**Task requirements**
Search the records that follow and extract every line containing the string "this".

____

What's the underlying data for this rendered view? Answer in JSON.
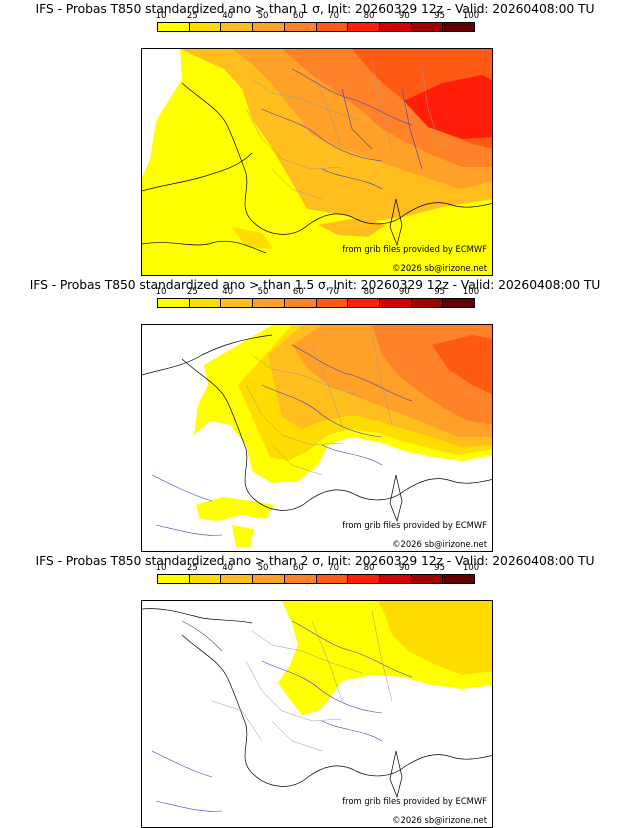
{
  "legend": {
    "ticks": [
      "10",
      "25",
      "40",
      "50",
      "60",
      "70",
      "80",
      "90",
      "95",
      "100"
    ],
    "colors": [
      "#ffff00",
      "#ffdc00",
      "#ffbe1e",
      "#ffa028",
      "#ff8228",
      "#ff5a14",
      "#ff1e0a",
      "#d20000",
      "#a00000",
      "#640000"
    ]
  },
  "panels": [
    {
      "title": "IFS - Probas T850  standardized ano > than 1 σ, Init: 20260329 12z - Valid: 20260408:00 TU",
      "source_credit": "from grib files provided by ECMWF",
      "copyright": "©2026 sb@irizone.net"
    },
    {
      "title": "IFS - Probas T850  standardized ano > than 1.5 σ, Init: 20260329 12z - Valid: 20260408:00 TU",
      "source_credit": "from grib files provided by ECMWF",
      "copyright": "©2026 sb@irizone.net"
    },
    {
      "title": "IFS - Probas T850  standardized ano > than 2 σ, Init: 20260329 12z - Valid: 20260408:00 TU",
      "source_credit": "from grib files provided by ECMWF",
      "copyright": "©2026 sb@irizone.net"
    }
  ]
}
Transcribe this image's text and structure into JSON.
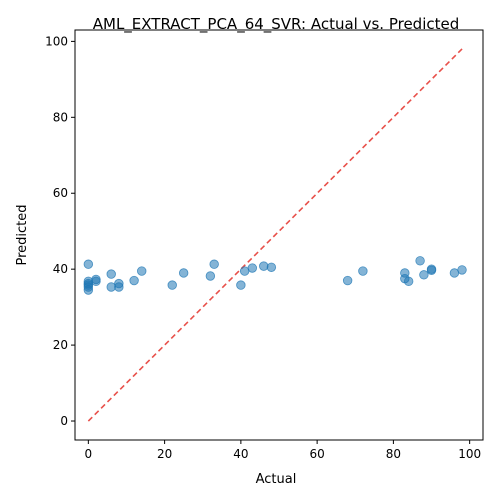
{
  "chart_data": {
    "type": "scatter",
    "title": "AML_EXTRACT_PCA_64_SVR: Actual vs. Predicted",
    "xlabel": "Actual",
    "ylabel": "Predicted",
    "xlim": [
      -3.5,
      103.5
    ],
    "ylim": [
      -5,
      103
    ],
    "xticks": [
      0,
      20,
      40,
      60,
      80,
      100
    ],
    "yticks": [
      0,
      20,
      40,
      60,
      80,
      100
    ],
    "grid": false,
    "point_color": "#1f77b4",
    "line_color": "#e8504a",
    "reference_line": {
      "style": "dashed",
      "from": [
        0,
        0
      ],
      "to": [
        98,
        98
      ]
    },
    "series": [
      {
        "points": [
          [
            0,
            41.3
          ],
          [
            0,
            36.8
          ],
          [
            0,
            36.2
          ],
          [
            0,
            35.8
          ],
          [
            0,
            35.3
          ],
          [
            0,
            34.5
          ],
          [
            2,
            37.3
          ],
          [
            2,
            36.8
          ],
          [
            6,
            38.7
          ],
          [
            6,
            35.3
          ],
          [
            8,
            36.2
          ],
          [
            8,
            35.3
          ],
          [
            12,
            37.0
          ],
          [
            14,
            39.5
          ],
          [
            22,
            35.8
          ],
          [
            25,
            39.0
          ],
          [
            32,
            38.2
          ],
          [
            33,
            41.3
          ],
          [
            40,
            35.8
          ],
          [
            41,
            39.5
          ],
          [
            43,
            40.3
          ],
          [
            46,
            40.8
          ],
          [
            48,
            40.5
          ],
          [
            68,
            37.0
          ],
          [
            72,
            39.5
          ],
          [
            83,
            39.0
          ],
          [
            83,
            37.5
          ],
          [
            84,
            36.8
          ],
          [
            87,
            42.2
          ],
          [
            88,
            38.5
          ],
          [
            90,
            40.0
          ],
          [
            90,
            39.7
          ],
          [
            96,
            39.0
          ],
          [
            98,
            39.8
          ]
        ]
      }
    ]
  }
}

____

**Solution below**
What's the underlying data for this rendered view? Answer in JSON.
Transcribe this image's text and structure into JSON.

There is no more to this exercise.